_Wat te doen:_
1. Neem uit de tekst over egoïsme en het verlangen om te leven letterlijk het stuk over dat begint bij "Is het verlangen" en eindigt bij "woord ‘egoïsme’ worden vastgesteld.".
2. Schrijf de tekst over egoïsme en het verlangen om te leven verder, te beginnen na de laatste zin die er staat.

_Aangeleverde tekst:_
***

Theosophical University Press Agency

pagina achteruit Inhoudsopgave pagina vooruit

Is het verlangen om te leven egoïstisch?

[‘Is the desire to ‘live’ selfish’, The Theosophist, juli 1884, blz. 242-3; CW 6:241-8]

De zin ‘Om te leven, te leven, te leven, dat moet zijn onwankelbare besluit zijn’, die voorkomt in het artikel ‘Het levenselixir’,1 wordt vaak geciteerd door oppervlakkige lezers die niet sympathiseren met de Theosophical Society, als argument dat deze occulte lering de meest geconcentreerde vorm van egoïsme is. Om vast te stellen of de critici gelijk of ongelijk hebben moet eerst de betekenis van het woord ‘egoïsme’ worden vastgesteld.

1. ‘The elixir of life’, The Theosophist, maart en april 1882, blz. 140-2 en 168-71, geschreven door Mirza Murat Ali Beg (pseudoniem voor Godolphin Mitford).

Volgens Webster’s Dictionary is egoïsme: ‘aandacht die uitsluitend gericht is op het eigen belang of geluk; die hoogste graad van liefde en voorkeur voor zichzelf die iemand ertoe brengt zijn plannen te richten op zijn eigen belangen, macht of geluk, zonder rekening te houden met die van anderen’.

Kortom, een volkomen egoïstisch individu is iemand die alleen om zichzelf geeft en om niemand anders, of, met andere woorden, iemand die zo sterk doordrongen is van het belang van zijn eigen persoonlijkheid, dat dit voor hem het middelpunt van al zijn gedachten, verlangens en aspiraties is, en daarbuiten is alles onbelangrijk. Kan men dan zeggen dat een occultist ‘egoïstisch’ is wanneer hij verlangt te leven in de betekenis waarin dat woord wordt gebruikt door de schrijver van ‘Het levenselixir’?

Er is herhaaldelijk gezegd dat het uiteindelijke doel van iedereen die naar occulte kennis streeft nirvana of mukti is, wanneer het individu, bevrijd van elke mayavische upadhi, één wordt met paramatman, of in christelijke termen wanneer de Zoon zich vereenzelvigt met de Vader. Om dat doel te bereiken moet elke sluier van illusie die een gevoel van persoonlijke afzondering, van afgescheidenheid van het Al schept, aan flarden worden gescheurd. Anders gezegd, de aspirant moet zich geleidelijk ontdoen van elk gevoel van egoïsme, waardoor ieder van ons in meerdere of mindere mate wordt beheerst. De wet van kosmische evolutie leert ons dat hoe verder de evolutie is hoe meer ze neigt naar samenwerking. In feite is samenwerking de uiteindelijke mogelijkheid van de natuur, en zij die door ijdelheid en egoïsme tegen haar doelstellingen ingaan, moeten de straf van totale vernietiging ondergaan.

***

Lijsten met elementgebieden
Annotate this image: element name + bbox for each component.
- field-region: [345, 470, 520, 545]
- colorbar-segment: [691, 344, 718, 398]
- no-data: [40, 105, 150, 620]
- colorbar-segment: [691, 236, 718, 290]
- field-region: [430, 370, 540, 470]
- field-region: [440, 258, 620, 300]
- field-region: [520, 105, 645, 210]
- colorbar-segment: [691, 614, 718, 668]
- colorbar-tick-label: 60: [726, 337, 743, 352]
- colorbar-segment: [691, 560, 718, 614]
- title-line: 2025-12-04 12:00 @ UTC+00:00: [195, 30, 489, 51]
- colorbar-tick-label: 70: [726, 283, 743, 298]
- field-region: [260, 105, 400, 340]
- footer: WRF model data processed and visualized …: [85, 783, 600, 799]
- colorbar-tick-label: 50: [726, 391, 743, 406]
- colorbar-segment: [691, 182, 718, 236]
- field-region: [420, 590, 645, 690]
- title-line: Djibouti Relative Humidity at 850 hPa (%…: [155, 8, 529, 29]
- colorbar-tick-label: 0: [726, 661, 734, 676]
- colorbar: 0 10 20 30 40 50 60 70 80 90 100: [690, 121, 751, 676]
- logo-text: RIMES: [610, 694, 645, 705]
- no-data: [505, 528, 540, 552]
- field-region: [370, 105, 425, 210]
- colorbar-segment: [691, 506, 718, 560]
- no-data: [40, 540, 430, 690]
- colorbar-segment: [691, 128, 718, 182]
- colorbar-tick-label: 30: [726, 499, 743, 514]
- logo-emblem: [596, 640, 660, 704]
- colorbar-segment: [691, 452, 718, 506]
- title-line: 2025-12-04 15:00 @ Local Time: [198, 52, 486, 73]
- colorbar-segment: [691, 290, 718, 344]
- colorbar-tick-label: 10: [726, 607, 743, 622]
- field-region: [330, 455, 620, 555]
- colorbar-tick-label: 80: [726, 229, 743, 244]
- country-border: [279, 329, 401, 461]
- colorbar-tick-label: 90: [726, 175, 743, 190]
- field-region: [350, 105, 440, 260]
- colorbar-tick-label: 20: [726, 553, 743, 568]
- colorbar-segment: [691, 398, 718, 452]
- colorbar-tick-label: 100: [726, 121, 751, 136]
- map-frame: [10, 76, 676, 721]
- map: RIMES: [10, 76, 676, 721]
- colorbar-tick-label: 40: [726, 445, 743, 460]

***

_Antwoorden:_
1.
Is het verlangen om te leven egoïstisch?

[‘Is the desire to ‘live’ selfish’, The Theosophist, juli 1884, blz. 242-3; CW 6:241-8]

De zin ‘Om te leven, te leven, te leven, dat moet zijn onwankelbare besluit zijn’, die voorkomt in het artikel ‘Het levenselixir’,1 wordt vaak geciteerd door oppervlakkige lezers die niet sympathiseren met de Theosophical Society, als argument dat deze occulte lering de meest geconcentreerde vorm van egoïsme is. Om vast te stellen of de critici gelijk of ongelijk hebben moet eerst de betekenis van het woord ‘egoïsme’ worden vastgesteld.

2.
De occultist erkent dus dat altruïsme en universele naastenliefde de inherente wet van ons leven vormen, en het enige wat hij doet, is proberen de ketenen van egoïsme te verbreken waarmee maya ons heeft geboeid. De oorlog tussen goed en kwaad, God en Satan, sura’s en asura’s, deva’s en daitya’s, die in de heilige boeken van alle volkeren en rassen wordt vermeld, symboliseert de strijd tussen altruïstische en egoïstische impulsen. Deze strijd vindt plaats in de mens die probeert de hogere doeleinden van de natuur te volgen, en duurt voort totdat de lagere dierlijke neigingen die door egoïsme zijn ontstaan helemaal zijn overwonnen, en de vijand volledig is verslagen en vernietigd.

In verschillende theosofische en andere occulte geschriften is ook vaak gezegd dat het enige verschil tussen een occultist en een gewoon mens die in de loop van de kosmische evolutie met de natuur meewerkt, is dat eerstgenoemde door zijn grotere kennis die methoden van training en discipline toepast die dat evolutieproces zullen versnellen. Hij bereikt dus in relatief korte tijd dat hoogtepunt waarvoor het gewone individu misschien miljarden jaren nodig heeft. Kortom, in enkele duizenden jaren nadert hij die vorm van evolutie die de gewone mensheid misschien in de zesde of zevende ronde zal bereiken in de loop van het manvantara of de cyclische vooruitgang.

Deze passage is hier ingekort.